§ Given problem: Collect every line below that contains the word "JSON".

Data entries
------------------------------

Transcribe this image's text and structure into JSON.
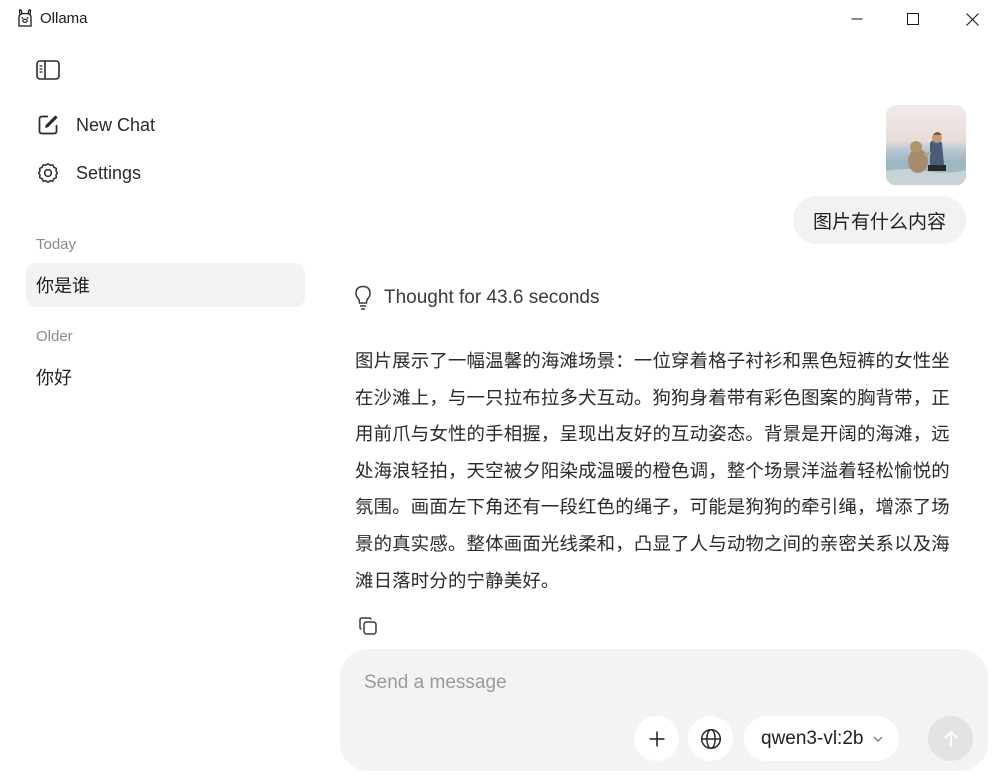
{
  "window": {
    "title": "Ollama",
    "controls": {
      "minimize": "minimize-icon",
      "maximize": "maximize-icon",
      "close": "close-icon"
    }
  },
  "sidebar": {
    "toggle_icon": "sidebar-icon",
    "nav": [
      {
        "label": "New Chat",
        "icon": "compose-icon"
      },
      {
        "label": "Settings",
        "icon": "gear-icon"
      }
    ],
    "sections": [
      {
        "label": "Today",
        "chats": [
          "你是谁"
        ]
      },
      {
        "label": "Older",
        "chats": [
          "你好"
        ]
      }
    ],
    "active_chat": "你是谁"
  },
  "conversation": {
    "user_message": {
      "image_alt": "beach photo with woman and dog",
      "text": "图片有什么内容"
    },
    "assistant": {
      "thought_label": "Thought for 43.6 seconds",
      "answer": "图片展示了一幅温馨的海滩场景：一位穿着格子衬衫和黑色短裤的女性坐在沙滩上，与一只拉布拉多犬互动。狗狗身着带有彩色图案的胸背带，正用前爪与女性的手相握，呈现出友好的互动姿态。背景是开阔的海滩，远处海浪轻拍，天空被夕阳染成温暖的橙色调，整个场景洋溢着轻松愉悦的氛围。画面左下角还有一段红色的绳子，可能是狗狗的牵引绳，增添了场景的真实感。整体画面光线柔和，凸显了人与动物之间的亲密关系以及海滩日落时分的宁静美好。",
      "copy_icon": "copy-icon"
    }
  },
  "composer": {
    "placeholder": "Send a message",
    "value": "",
    "model": "qwen3-vl:2b"
  },
  "colors": {
    "background": "#ffffff",
    "bubble": "#f2f2f2",
    "composer": "#f3f3f3",
    "send_disabled": "#e3e3e3"
  }
}
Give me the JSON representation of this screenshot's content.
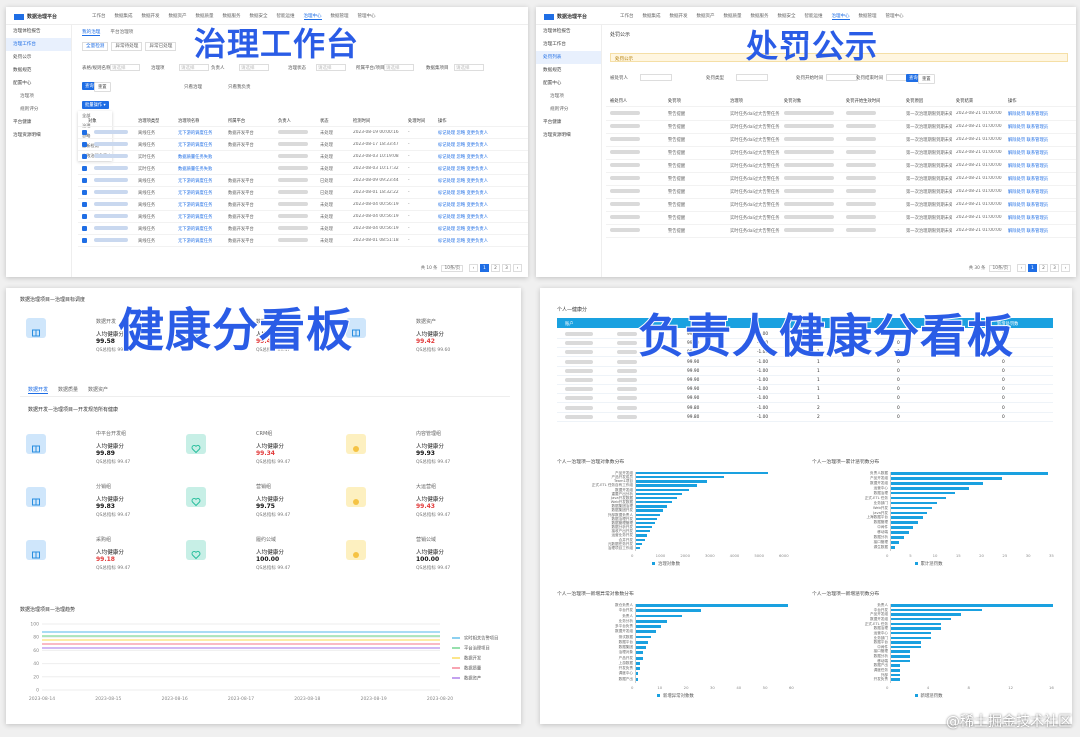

------------------------------

§ Final answer:
Transcribe this image's text and structure into JSON.
Give me the JSON representation of this screenshot's content.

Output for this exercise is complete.